■ Instructions for the task ■
Could you repeat the records below exactly, leaving out any pictures?

# Items start

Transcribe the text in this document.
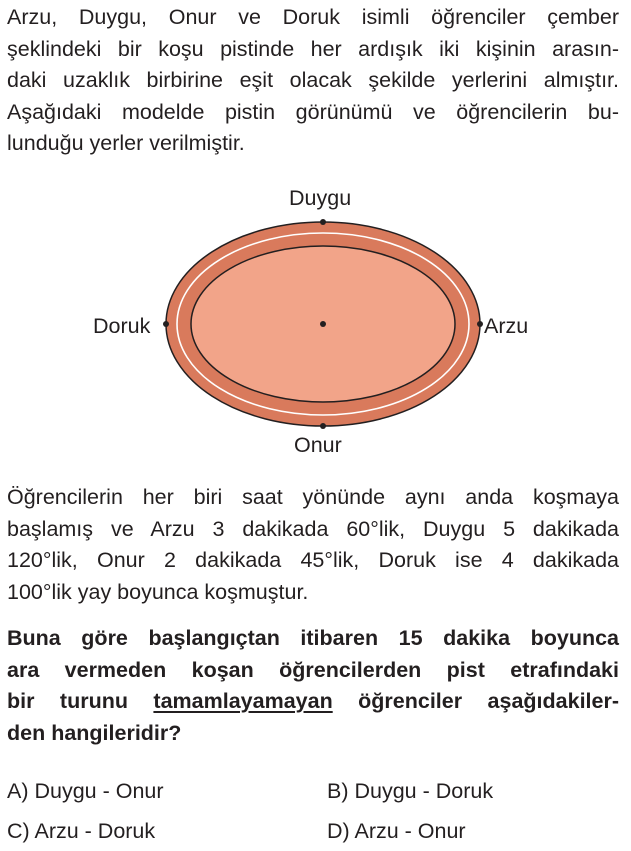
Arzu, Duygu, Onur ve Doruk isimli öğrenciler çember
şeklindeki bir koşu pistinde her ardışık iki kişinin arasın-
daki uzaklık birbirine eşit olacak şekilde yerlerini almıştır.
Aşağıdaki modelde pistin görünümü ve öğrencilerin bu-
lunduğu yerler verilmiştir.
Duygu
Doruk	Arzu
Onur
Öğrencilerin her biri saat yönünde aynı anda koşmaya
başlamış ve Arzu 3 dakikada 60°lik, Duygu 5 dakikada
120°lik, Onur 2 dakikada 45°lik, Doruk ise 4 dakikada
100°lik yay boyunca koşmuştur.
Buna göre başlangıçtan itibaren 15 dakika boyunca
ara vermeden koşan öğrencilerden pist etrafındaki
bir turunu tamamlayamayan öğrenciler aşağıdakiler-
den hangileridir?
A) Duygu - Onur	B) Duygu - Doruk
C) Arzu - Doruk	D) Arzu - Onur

# Items end

■ Written answer ■
Transcribe the text in this document.
Arzu, Duygu, Onur ve Doruk isimli öğrenciler çember
şeklindeki bir koşu pistinde her ardışık iki kişinin arasın-
daki uzaklık birbirine eşit olacak şekilde yerlerini almıştır.
Aşağıdaki modelde pistin görünümü ve öğrencilerin bu-
lunduğu yerler verilmiştir.
Duygu
Doruk	Arzu
Onur
Öğrencilerin her biri saat yönünde aynı anda koşmaya
başlamış ve Arzu 3 dakikada 60°lik, Duygu 5 dakikada
120°lik, Onur 2 dakikada 45°lik, Doruk ise 4 dakikada
100°lik yay boyunca koşmuştur.
Buna göre başlangıçtan itibaren 15 dakika boyunca
ara vermeden koşan öğrencilerden pist etrafındaki
bir turunu tamamlayamayan öğrenciler aşağıdakiler-
den hangileridir?
A) Duygu - Onur	B) Duygu - Doruk
C) Arzu - Doruk	D) Arzu - Onur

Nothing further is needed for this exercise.